DIRECTION: Using the listing below, select the lines with the word "about" and copy them.

┌──

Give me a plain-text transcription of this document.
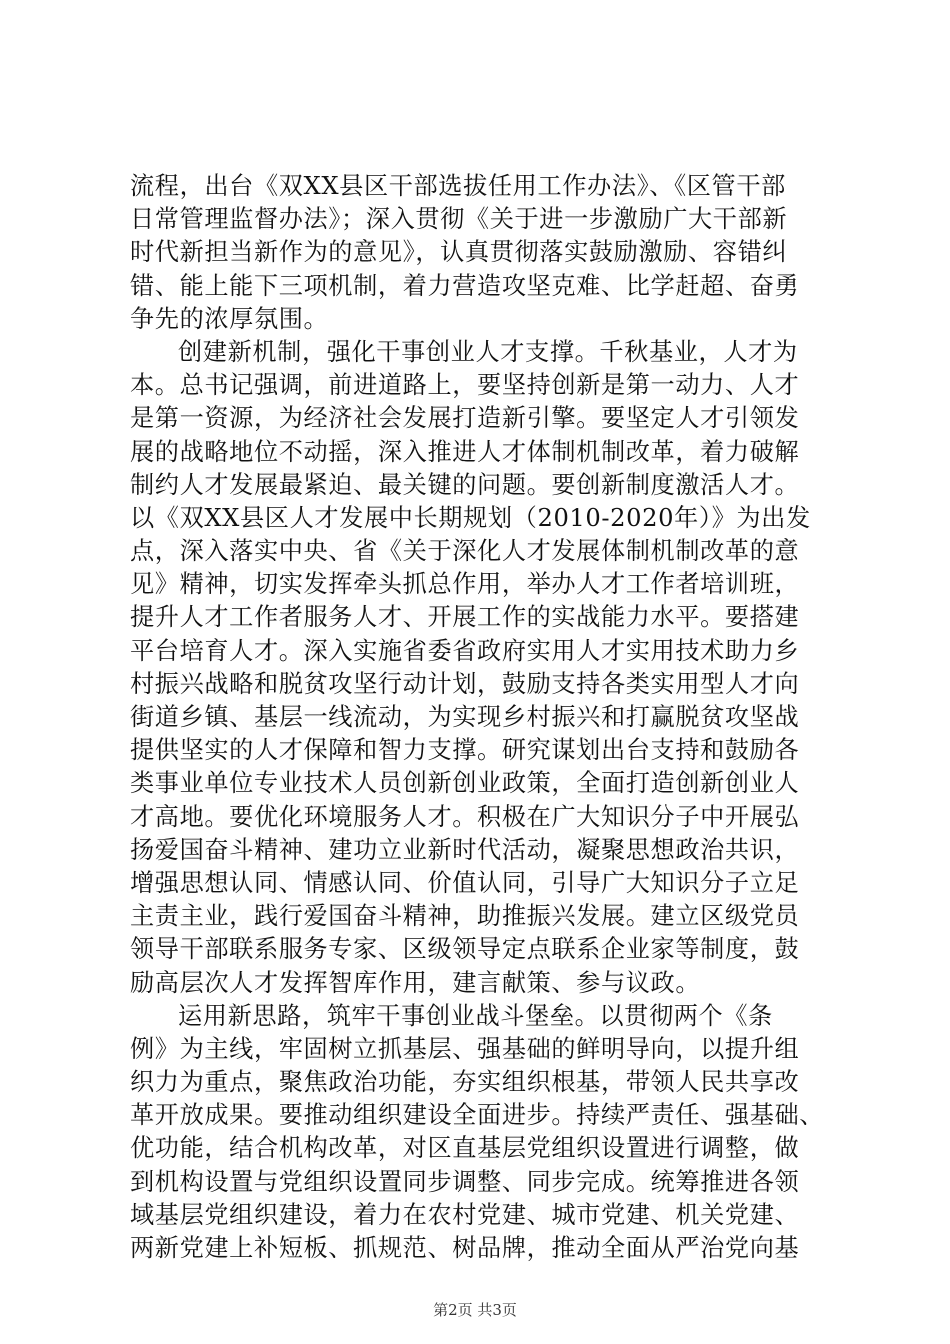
流程，出台《双XX县区干部选拔任用工作办法》、《区管干部
日常管理监督办法》；深入贯彻《关于进一步激励广大干部新
时代新担当新作为的意见》，认真贯彻落实鼓励激励、容错纠
错、能上能下三项机制，着力营造攻坚克难、比学赶超、奋勇
争先的浓厚氛围。
创建新机制，强化干事创业人才支撑。千秋基业，人才为
本。总书记强调，前进道路上，要坚持创新是第一动力、人才
是第一资源，为经济社会发展打造新引擎。要坚定人才引领发
展的战略地位不动摇，深入推进人才体制机制改革，着力破解
制约人才发展最紧迫、最关键的问题。要创新制度激活人才。
以《双XX县区人才发展中长期规划（2010-2020年）》为出发
点，深入落实中央、省《关于深化人才发展体制机制改革的意
见》精神，切实发挥牵头抓总作用，举办人才工作者培训班，
提升人才工作者服务人才、开展工作的实战能力水平。要搭建
平台培育人才。深入实施省委省政府实用人才实用技术助力乡
村振兴战略和脱贫攻坚行动计划，鼓励支持各类实用型人才向
街道乡镇、基层一线流动，为实现乡村振兴和打赢脱贫攻坚战
提供坚实的人才保障和智力支撑。研究谋划出台支持和鼓励各
类事业单位专业技术人员创新创业政策，全面打造创新创业人
才高地。要优化环境服务人才。积极在广大知识分子中开展弘
扬爱国奋斗精神、建功立业新时代活动，凝聚思想政治共识，
增强思想认同、情感认同、价值认同，引导广大知识分子立足
主责主业，践行爱国奋斗精神，助推振兴发展。建立区级党员
领导干部联系服务专家、区级领导定点联系企业家等制度，鼓
励高层次人才发挥智库作用，建言献策、参与议政。
运用新思路，筑牢干事创业战斗堡垒。以贯彻两个《条
例》为主线，牢固树立抓基层、强基础的鲜明导向，以提升组
织力为重点，聚焦政治功能，夯实组织根基，带领人民共享改
革开放成果。要推动组织建设全面进步。持续严责任、强基础、
优功能，结合机构改革，对区直基层党组织设置进行调整，做
到机构设置与党组织设置同步调整、同步完成。统筹推进各领
域基层党组织建设，着力在农村党建、城市党建、机关党建、
两新党建上补短板、抓规范、树品牌，推动全面从严治党向基
第2页 共3页
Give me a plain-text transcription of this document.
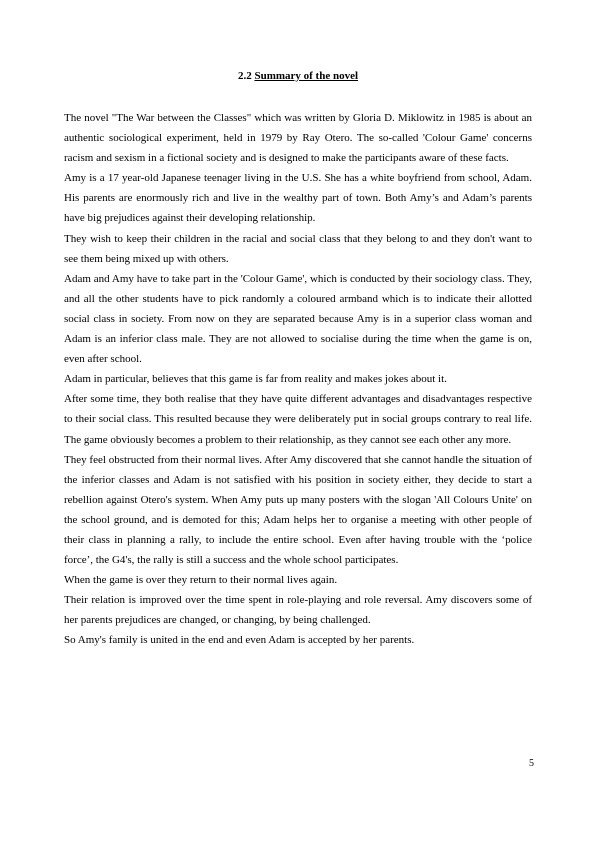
2.2 Summary of the novel

The novel "The War between the Classes" which was written by Gloria D. Miklowitz in 1985 is about an authentic sociological experiment, held in 1979 by Ray Otero. The so-called 'Colour Game' concerns racism and sexism in a fictional society and is designed to make the participants aware of these facts.

Amy is a 17 year-old Japanese teenager living in the U.S. She has a white boyfriend from school, Adam. His parents are enormously rich and live in the wealthy part of town. Both Amy’s and Adam’s parents have big prejudices against their developing relationship.

They wish to keep their children in the racial and social class that they belong to and they don't want to see them being mixed up with others.

Adam and Amy have to take part in the 'Colour Game', which is conducted by their sociology class. They, and all the other students have to pick randomly a coloured armband which is to indicate their allotted social class in society. From now on they are separated because Amy is in a superior class woman and Adam is an inferior class male. They are not allowed to socialise during the time when the game is on, even after school.

Adam in particular, believes that this game is far from reality and makes jokes about it.

After some time, they both realise that they have quite different advantages and disadvantages respective to their social class. This resulted because they were deliberately put in social groups contrary to real life. The game obviously becomes a problem to their relationship, as they cannot see each other any more.

They feel obstructed from their normal lives. After Amy discovered that she cannot handle the situation of the inferior classes and Adam is not satisfied with his position in society either, they decide to start a rebellion against Otero's system. When Amy puts up many posters with the slogan 'All Colours Unite' on the school ground, and is demoted for this; Adam helps her to organise a meeting with other people of their class in planning a rally, to include the entire school. Even after having trouble with the ‘police force’, the G4's, the rally is still a success and the whole school participates.

When the game is over they return to their normal lives again.

Their relation is improved over the time spent in role-playing and role reversal. Amy discovers some of her parents prejudices are changed, or changing, by being challenged.

So Amy's family is united in the end and even Adam is accepted by her parents.

5
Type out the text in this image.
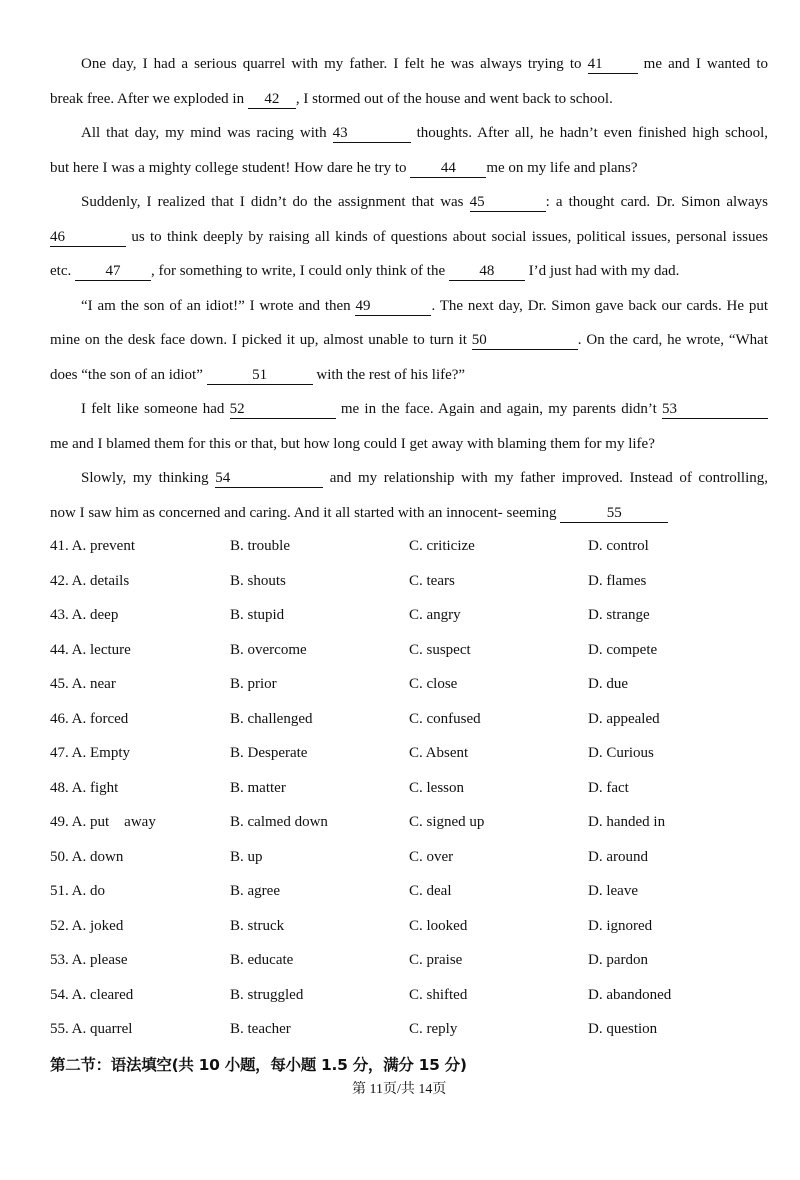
One day, I had a serious quarrel with my father. I felt he was always trying to 41 me and I wanted to
break free. After we exploded in 42 , I stormed out of the house and went back to school.
All that day, my mind was racing with 43	thoughts. After all, he hadn’t even finished high school,
but here I was a mighty college student! How dare he try to 44 me on my life and plans?
Suddenly, I realized that I didn’t do the assignment that was 45	: a thought card. Dr. Simon always
46	us to think deeply by raising all kinds of questions about social issues, political issues, personal issues
etc. 47 , for something to write, I could only think of the 48 I’d just had with my dad.
“I am the son of an idiot!” I wrote and then 49	. The next day, Dr. Simon gave back our cards. He put
mine on the desk face down. I picked it up, almost unable to turn it 50	. On the card, he wrote, “What
does “the son of an idiot”	51	with the rest of his life?”
I felt like someone had 52	me in the face. Again and again, my parents didn’t 53
me and I blamed them for this or that, but how long could I get away with blaming them for my life?
Slowly, my thinking 54	and my relationship with my father improved. Instead of controlling,
now I saw him as concerned and caring. And it all started with an innocent- seeming	55
41. A. prevent	B. trouble	C. criticize	D. control
42. A. details	B. shouts	C. tears	D. flames
43. A. deep	B. stupid	C. angry	D. strange
44. A. lecture	B. overcome	C. suspect	D. compete
45. A. near	B. prior	C. close	D. due
46. A. forced	B. challenged	C. confused	D. appealed
47. A. Empty	B. Desperate	C. Absent	D. Curious
48. A. fight	B. matter	C. lesson	D. fact
49. A. put    away	B. calmed down	C. signed up	D. handed in
50. A. down	B. up	C. over	D. around
51. A. do	B. agree	C. deal	D. leave
52. A. joked	B. struck	C. looked	D. ignored
53. A. please	B. educate	C. praise	D. pardon
54. A. cleared	B. struggled	C. shifted	D. abandoned
55. A. quarrel	B. teacher	C. reply	D. question
第二节：语法填空(共 10 小题，每小题 1.5 分，满分 15 分)
第 11页/共 14页
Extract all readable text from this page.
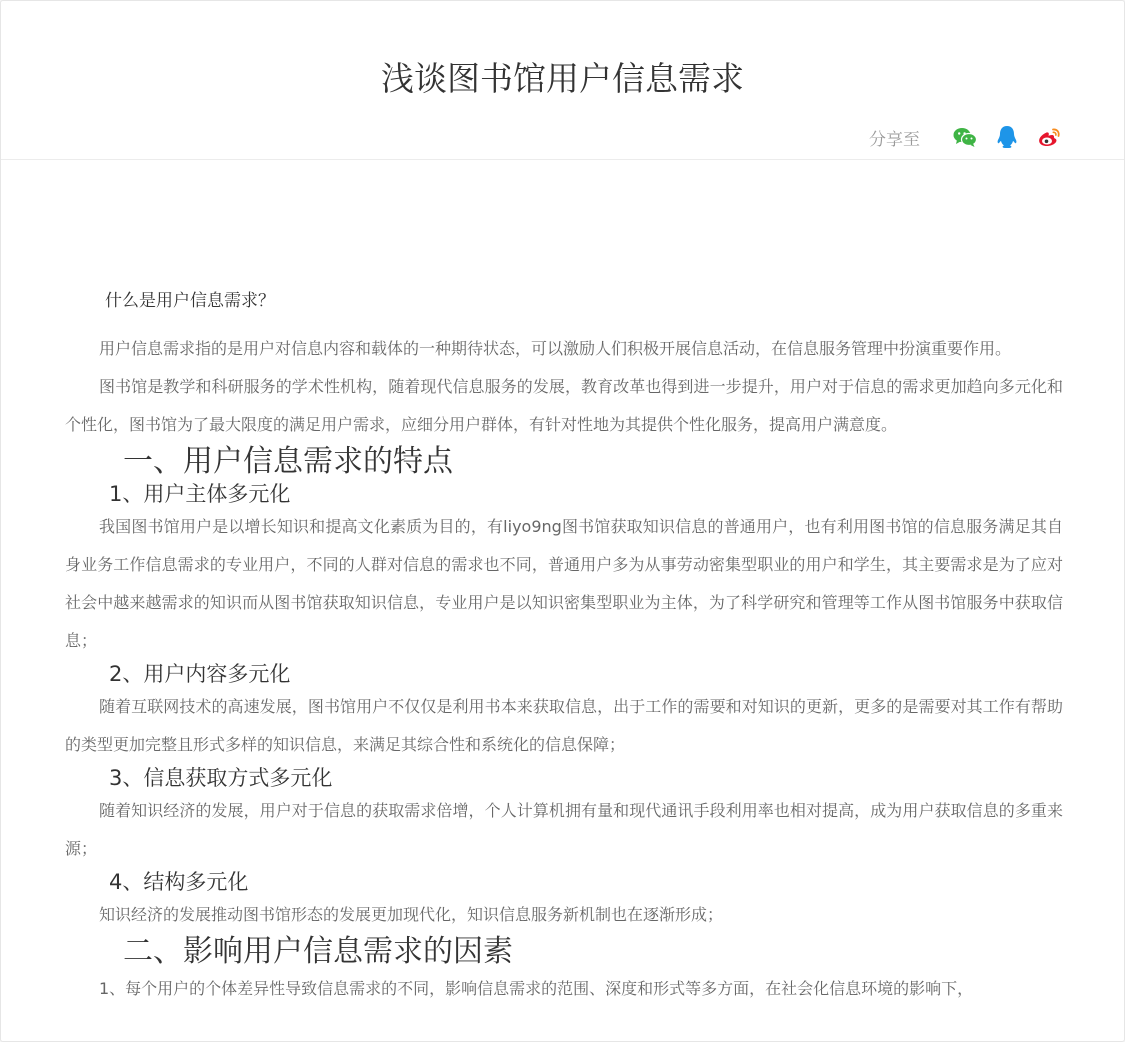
浅谈图书馆用户信息需求
分享至

什么是用户信息需求？

用户信息需求指的是用户对信息内容和载体的一种期待状态，可以激励人们积极开展信息活动，在信息服务管理中扮演重要作用。

图书馆是教学和科研服务的学术性机构，随着现代信息服务的发展，教育改革也得到进一步提升，用户对于信息的需求更加趋向多元化和个性化，图书馆为了最大限度的满足用户需求，应细分用户群体，有针对性地为其提供个性化服务，提高用户满意度。

一、用户信息需求的特点
1、用户主体多元化

我国图书馆用户是以增长知识和提高文化素质为目的，有liyo9ng图书馆获取知识信息的普通用户，也有利用图书馆的信息服务满足其自身业务工作信息需求的专业用户，不同的人群对信息的需求也不同，普通用户多为从事劳动密集型职业的用户和学生，其主要需求是为了应对社会中越来越需求的知识而从图书馆获取知识信息，专业用户是以知识密集型职业为主体，为了科学研究和管理等工作从图书馆服务中获取信息；

2、用户内容多元化

随着互联网技术的高速发展，图书馆用户不仅仅是利用书本来获取信息，出于工作的需要和对知识的更新，更多的是需要对其工作有帮助的类型更加完整且形式多样的知识信息，来满足其综合性和系统化的信息保障；

3、信息获取方式多元化

随着知识经济的发展，用户对于信息的获取需求倍增，个人计算机拥有量和现代通讯手段利用率也相对提高，成为用户获取信息的多重来源；

4、结构多元化

知识经济的发展推动图书馆形态的发展更加现代化，知识信息服务新机制也在逐渐形成；

二、影响用户信息需求的因素

1、每个用户的个体差异性导致信息需求的不同，影响信息需求的范围、深度和形式等多方面，在社会化信息环境的影响下，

└──

SOLUTION BELOW:
The novel "The War between the Classes" which was written by Gloria D. Miklowitz in 1985 is about an authentic sociological experiment, held in 1979 by Ray Otero. The so-called 'Colour Game' concerns racism and sexism in a fictional society and is designed to make the participants aware of these facts.
Adam in particular, believes that this game is far from reality and makes jokes about it.
46	us to think deeply by raising all kinds of questions about social issues, political issues, personal issues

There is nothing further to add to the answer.